_EXERCISE OBJECTIVE_
Copy out every line of the records where the string "대구광역시" occurs.

PROVIDED MATERIAL start

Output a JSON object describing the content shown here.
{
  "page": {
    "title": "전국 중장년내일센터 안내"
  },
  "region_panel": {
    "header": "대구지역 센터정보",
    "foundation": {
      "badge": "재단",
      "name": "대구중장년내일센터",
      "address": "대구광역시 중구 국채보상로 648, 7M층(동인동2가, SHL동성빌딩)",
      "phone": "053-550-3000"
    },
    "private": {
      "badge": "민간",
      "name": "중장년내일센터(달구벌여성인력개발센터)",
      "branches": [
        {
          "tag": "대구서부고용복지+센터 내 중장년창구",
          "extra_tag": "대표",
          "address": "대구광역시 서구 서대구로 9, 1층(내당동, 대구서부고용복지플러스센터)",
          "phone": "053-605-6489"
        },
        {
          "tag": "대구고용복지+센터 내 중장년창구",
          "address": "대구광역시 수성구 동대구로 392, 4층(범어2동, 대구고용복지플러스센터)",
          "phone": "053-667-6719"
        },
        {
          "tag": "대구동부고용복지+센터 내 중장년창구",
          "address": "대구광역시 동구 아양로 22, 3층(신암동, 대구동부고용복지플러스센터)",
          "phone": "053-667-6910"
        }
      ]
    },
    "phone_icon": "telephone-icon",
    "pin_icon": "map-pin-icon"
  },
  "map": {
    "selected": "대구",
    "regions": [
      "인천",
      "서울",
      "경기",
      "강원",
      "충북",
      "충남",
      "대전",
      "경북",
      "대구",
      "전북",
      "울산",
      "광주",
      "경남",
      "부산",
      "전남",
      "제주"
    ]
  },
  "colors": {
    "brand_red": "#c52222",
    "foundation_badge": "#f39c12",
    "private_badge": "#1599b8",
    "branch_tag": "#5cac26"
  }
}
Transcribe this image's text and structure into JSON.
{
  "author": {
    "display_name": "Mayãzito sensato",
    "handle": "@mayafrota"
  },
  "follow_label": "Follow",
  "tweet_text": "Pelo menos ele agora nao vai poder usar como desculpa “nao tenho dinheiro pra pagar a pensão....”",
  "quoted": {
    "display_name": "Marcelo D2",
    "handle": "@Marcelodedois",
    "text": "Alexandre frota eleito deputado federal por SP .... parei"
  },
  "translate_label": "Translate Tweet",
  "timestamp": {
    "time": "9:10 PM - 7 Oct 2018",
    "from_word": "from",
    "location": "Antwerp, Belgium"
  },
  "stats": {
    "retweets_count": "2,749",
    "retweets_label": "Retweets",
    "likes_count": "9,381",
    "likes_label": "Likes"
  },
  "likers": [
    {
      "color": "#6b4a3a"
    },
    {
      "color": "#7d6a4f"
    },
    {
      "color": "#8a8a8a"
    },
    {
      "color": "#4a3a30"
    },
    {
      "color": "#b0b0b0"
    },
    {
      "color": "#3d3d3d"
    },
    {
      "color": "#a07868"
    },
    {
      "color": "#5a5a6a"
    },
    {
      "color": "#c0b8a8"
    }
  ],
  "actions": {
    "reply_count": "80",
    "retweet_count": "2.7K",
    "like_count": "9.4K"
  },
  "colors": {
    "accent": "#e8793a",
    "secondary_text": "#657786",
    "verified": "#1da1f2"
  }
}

PROVIDED MATERIAL end

_REPLY TO THE TASK_
      "address": "대구광역시 중구 국채보상로 648, 7M층(동인동2가, SHL동성빌딩)",
          "address": "대구광역시 서구 서대구로 9, 1층(내당동, 대구서부고용복지플러스센터)",
          "address": "대구광역시 수성구 동대구로 392, 4층(범어2동, 대구고용복지플러스센터)",
          "address": "대구광역시 동구 아양로 22, 3층(신암동, 대구동부고용복지플러스센터)",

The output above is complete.